As a general proposition, self-service BI has been more myth than reality . Forrester surveys, for example, indicate that IT still develops most BI applications. Of survey respondents in 2009, 70% responded that IT develops the enterprise’s reports and dashboards . However, that figure is not 100%, as it was just a decade earlier, and there is also notable success to some open source providers such as BIRT that address a wide range of reporting needs within a typical application, ranging from operational or enterprise reporting to multi-dimensional online analytical processing (OLAP).
James Kobelius  is particularly bullish on the application of Web 2.0 “mashup” applications to knowledge worker purposes. Under this approach, Web-based applications are used and accessed directly by knowledge workers for charting and mapping purposes using Ajax or Flash widgets, such as Google Maps. The conventional BI and KM vendors have begun to more more aggressively into this area. Some notable new entrants — such as Tableau, Factual or Good Data — are also showing the way to more direct access, more flexible reporting and analysis widgets, and cleaner service or platform designs.
These initiatives reside at the display or reporting level. There is another group, including James Kobelius, Neil Raden or Seth Earley, that have addressed how to get disparate information to talk together using ontologies. They refer to “semanticizing” such traditional practices such as master data management (MDM), “ontologizing” taxonomies, or adding Web 2.0 mashups to business intelligence. While these thoughts are moving in the right direction, and will bring incremental benefits, they still are far short of the potentials at hand.
Self-service Information Management
So far, in the KM realm, the application of semantics has tended to be limited to information extraction (tagging) of text documents and first attempts at using ontologies. The tagging component is essential to enable the 80% of information presently in textual documents to become first-class citizens within business intelligence or knowledge management. The ontology efforts to date appear to be more like thin veneers over traditional taxonomies. Rather than hierarchical structures, we now see graph-oriented ones, but still intended to fulfill the same tasks of enterprise metadata and vocabulary lookups.
The ontology efforts especially are just nibbling around the edges of what can be done with semantic technologies. Rather than looking upon ontologies as just another dictionary (though that role is true), if we re-orient our thinking to make ontologies central to the KM function, a wealth of new opportunities and benefits arises.
A bit more than a year ago, we formulated the Seven Pillars of the Open Semantic Enterprise, which included ontologies and related as some of the central components. In that article , we noted the particular applicability of semantic technologies to the information and knowledge management functions within enterprises. We asserted the benefits for embracing the open semantic enterprise as providing the organization greater insights with lower risk, lower cost, faster deployment, and more agile responsiveness. Since that time we have been deploying such systems and documenting those benefits.
Integral to the seven pillars are those aspects that lead to the democratization of information for the knowledge worker, what combined might be called “self-service information management”. As the figure to the right shows, three of the seven pillars are essential building blocks to this capability, two pillars are further foundations to it, with the remaining two pillars only tangentially important.

============

» Required tasks
**1)** Repeat the passage on self-service information management word for word, between "As a general" and "analytical processing (OLAP).", inclusive.
**2)** According to the passage on self-service information management, why is the tagging component essential? Answer in one to three sentences.

============

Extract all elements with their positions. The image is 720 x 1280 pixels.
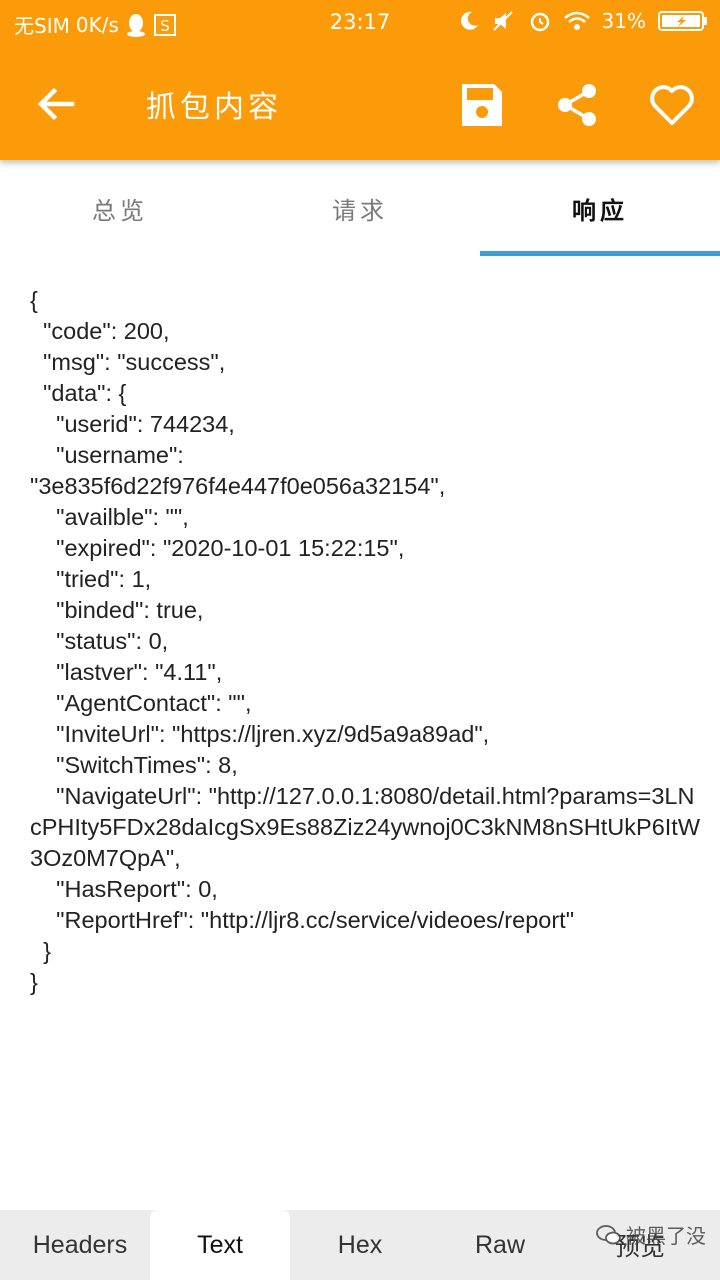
tab-overview[interactable]: 总览 xyxy=(0,160,240,256)
alarm-icon xyxy=(528,9,552,33)
tab-bar: 总览 请求 响应 xyxy=(0,160,720,256)
wechat-icon xyxy=(596,1224,622,1246)
battery-percent: 31% xyxy=(601,9,646,33)
save-icon[interactable] xyxy=(456,80,506,130)
status-bar: 无SIM 0K/s S 23:17 31% xyxy=(0,0,720,48)
bottom-tab-raw[interactable]: Raw xyxy=(430,1210,570,1280)
toolbar: 抓包内容 xyxy=(0,48,720,160)
watermark-text: 被黑了没 xyxy=(626,1224,706,1248)
battery-charging-icon xyxy=(658,10,708,32)
watermark: 被黑了没 xyxy=(596,1220,706,1249)
page-title: 抓包内容 xyxy=(146,90,282,125)
tab-request[interactable]: 请求 xyxy=(240,160,480,256)
bottom-tab-text[interactable]: Text xyxy=(150,1210,290,1280)
status-right: 31% xyxy=(458,9,708,33)
heart-icon[interactable] xyxy=(647,80,697,130)
mute-icon xyxy=(492,10,516,32)
bottom-tab-headers[interactable]: Headers xyxy=(10,1210,150,1280)
app-bar: 无SIM 0K/s S 23:17 31% 抓包内容 xyxy=(0,0,720,160)
tab-indicator xyxy=(480,251,720,256)
wifi-icon xyxy=(563,10,590,32)
response-body: { "code": 200, "msg": "success", "data":… xyxy=(30,287,700,995)
moon-icon xyxy=(458,10,480,32)
share-icon[interactable] xyxy=(552,80,602,130)
tab-response[interactable]: 响应 xyxy=(480,160,720,256)
bottom-tab-hex[interactable]: Hex xyxy=(290,1210,430,1280)
back-arrow-icon[interactable] xyxy=(30,78,82,130)
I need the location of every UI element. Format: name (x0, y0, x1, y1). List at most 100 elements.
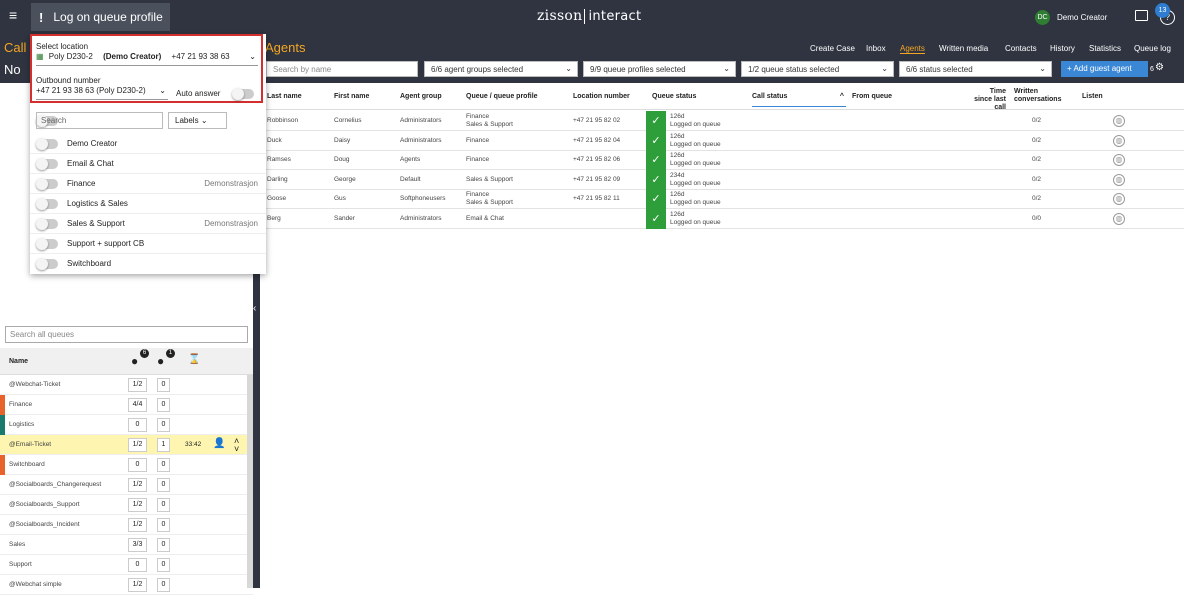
callers-icon[interactable]: ● (157, 354, 164, 368)
nav-written-media[interactable]: Written media (939, 44, 988, 53)
queue-row[interactable]: @Socialboards_Support 1/2 0 (0, 495, 253, 515)
last-name: Berg (267, 214, 281, 222)
col-time-since-last-call[interactable]: Time since last call (970, 88, 1006, 112)
profile-name: Demo Creator (67, 139, 118, 148)
profile-toggle[interactable] (36, 178, 58, 190)
agents-count: 0 (128, 558, 147, 572)
status-select[interactable]: 6/6 status selected ⌄ (899, 61, 1052, 77)
profile-name: Finance (67, 179, 96, 188)
profile-item[interactable]: Sales & Support Demonstrasjon (30, 214, 266, 234)
queue-status-time: 126d (670, 113, 685, 120)
callers-count: 0 (157, 458, 170, 472)
call-subtitle: No (4, 62, 21, 77)
nav-inbox[interactable]: Inbox (866, 44, 886, 53)
listen-icon[interactable]: ◍ (1113, 154, 1125, 166)
auto-answer-toggle[interactable] (232, 88, 254, 100)
gear-icon[interactable]: ⚙ (1155, 62, 1164, 73)
queue-status-text: Logged on queue (670, 121, 721, 128)
hamburger-icon[interactable]: ≡ (9, 8, 23, 22)
search-all-queues-input[interactable]: Search all queues (5, 326, 248, 343)
log-on-queue-profile-button[interactable]: ! Log on queue profile (31, 3, 170, 31)
col-agent-group[interactable]: Agent group (400, 93, 442, 100)
agents-count: 0 (128, 458, 147, 472)
queue-status-select[interactable]: 1/2 queue status selected ⌄ (741, 61, 894, 77)
nav-contacts[interactable]: Contacts (1005, 44, 1037, 53)
queue-row[interactable]: Finance 4/4 0 (0, 395, 253, 415)
table-row[interactable]: Darling George Default Sales & Support +… (260, 169, 1184, 190)
profile-item[interactable]: Demo Creator (30, 134, 266, 154)
nav-queue-log[interactable]: Queue log (1134, 44, 1171, 53)
agent-groups-select[interactable]: 6/6 agent groups selected ⌄ (424, 61, 578, 77)
nav-statistics[interactable]: Statistics (1089, 44, 1121, 53)
col-first-name[interactable]: First name (334, 93, 369, 100)
agents-count: 0 (128, 418, 147, 432)
col-location-number[interactable]: Location number (573, 93, 630, 100)
add-guest-agent-button[interactable]: + Add guest agent (1061, 61, 1148, 77)
log-on-queue-profile-label: Log on queue profile (53, 10, 163, 24)
agents-icon[interactable]: ● (131, 354, 138, 368)
assign-agent-icon[interactable]: 👤 (213, 438, 225, 449)
listen-icon[interactable]: ◍ (1113, 173, 1125, 186)
queue-name-header[interactable]: Name (9, 358, 28, 365)
queues-scrollbar[interactable] (247, 375, 253, 588)
profile-toggle[interactable] (36, 198, 58, 210)
profile-toggle[interactable] (36, 158, 58, 170)
queue-row[interactable]: Logistics 0 0 (0, 415, 253, 435)
user-menu[interactable]: DC Demo Creator (1035, 10, 1107, 25)
profile-item[interactable]: Email & Chat (30, 154, 266, 174)
col-written-conversations[interactable]: Written conversations (1014, 88, 1066, 104)
hourglass-icon[interactable]: ⌛ (188, 354, 200, 365)
col-call-status[interactable]: Call status ^ (752, 93, 846, 107)
chevron-down-icon: ⌄ (159, 86, 166, 95)
col-queue-status[interactable]: Queue status (652, 93, 696, 100)
chat-icon[interactable] (1135, 10, 1148, 21)
listen-icon[interactable]: ◍ (1113, 115, 1125, 127)
col-last-name[interactable]: Last name (267, 93, 302, 100)
queue-row[interactable]: Sales 3/3 0 (0, 535, 253, 555)
queue-row[interactable]: Switchboard 0 0 (0, 455, 253, 475)
queue-row[interactable]: @Socialboards_Incident 1/2 0 (0, 515, 253, 535)
warning-icon: ! (39, 9, 44, 25)
table-row[interactable]: Ramses Doug Agents Finance +47 21 95 82 … (260, 150, 1184, 170)
table-row[interactable]: Goose Gus Softphoneusers Finance Sales & … (260, 189, 1184, 209)
listen-icon[interactable]: ◍ (1113, 193, 1125, 205)
profile-item[interactable]: Switchboard (30, 254, 266, 274)
table-row[interactable]: Duck Daisy Administrators Finance +47 21… (260, 130, 1184, 151)
profile-toggle[interactable] (36, 238, 58, 250)
agent-search-input[interactable]: Search by name (266, 61, 418, 77)
labels-dropdown[interactable]: Labels ⌄ (168, 112, 227, 129)
profile-toggle[interactable] (36, 218, 58, 230)
expand-icon[interactable]: ˄ ˅ (234, 437, 239, 454)
queue-row[interactable]: @Email-Ticket 1/2 1 33:42 👤 ˄ ˅ (0, 435, 253, 455)
queue-row[interactable]: @Socialboards_Changerequest 1/2 0 (0, 475, 253, 495)
agent-group: Agents (400, 156, 421, 163)
table-row[interactable]: Robbinson Cornelius Administrators Finan… (260, 111, 1184, 131)
nav-create-case[interactable]: Create Case (810, 44, 855, 53)
profile-item[interactable]: Finance Demonstrasjon (30, 174, 266, 194)
queue-profile: Sales & Support (466, 175, 513, 183)
listen-icon[interactable]: ◍ (1113, 134, 1125, 147)
queue-profiles-select[interactable]: 9/9 queue profiles selected ⌄ (583, 61, 736, 77)
nav-history[interactable]: History (1050, 44, 1075, 53)
col-from-queue[interactable]: From queue (852, 93, 892, 100)
queue-row[interactable]: Support 0 0 (0, 555, 253, 575)
table-row[interactable]: Berg Sander Administrators Email & Chat … (260, 208, 1184, 229)
nav-agents[interactable]: Agents (900, 44, 925, 54)
col-queue-profile[interactable]: Queue / queue profile (466, 93, 538, 100)
profile-item[interactable]: Support + support CB (30, 234, 266, 254)
agent-group: Administrators (400, 214, 442, 222)
profile-search-input[interactable]: Search (36, 112, 163, 129)
outbound-number-select[interactable]: +47 21 93 38 63 (Poly D230-2) ⌄ (36, 86, 168, 100)
col-listen[interactable]: Listen (1082, 93, 1103, 100)
queue-name: Switchboard (9, 461, 45, 468)
queue-row[interactable]: @Webchat simple 1/2 0 (0, 575, 253, 595)
listen-icon[interactable]: ◍ (1113, 212, 1125, 225)
profile-item[interactable]: Logistics & Sales (30, 194, 266, 214)
profile-toggle[interactable] (36, 138, 58, 150)
queue-row[interactable]: @Webchat-Ticket 1/2 0 (0, 375, 253, 395)
location-select[interactable]: ▦ Poly D230-2 (Demo Creator) +47 21 93 3… (36, 52, 258, 66)
queue-color-bar (0, 455, 5, 475)
queue-color-bar (0, 375, 5, 395)
profile-toggle[interactable] (36, 258, 58, 270)
chevron-left-icon[interactable]: ‹ (253, 303, 256, 314)
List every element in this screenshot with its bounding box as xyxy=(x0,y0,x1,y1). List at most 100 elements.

============

» Exercise responses
**1)**
As a general proposition, self-service BI has been more myth than reality . Forrester surveys, for example, indicate that IT still develops most BI applications. Of survey respondents in 2009, 70% responded that IT develops the enterprise’s reports and dashboards . However, that figure is not 100%, as it was just a decade earlier, and there is also notable success to some open source providers such as BIRT that address a wide range of reporting needs within a typical application, ranging from operational or enterprise reporting to multi-dimensional online analytical processing (OLAP).

**2)** Tagging lets the 80% of information that now sits in textual documents become first-class citizens within business intelligence or knowledge management.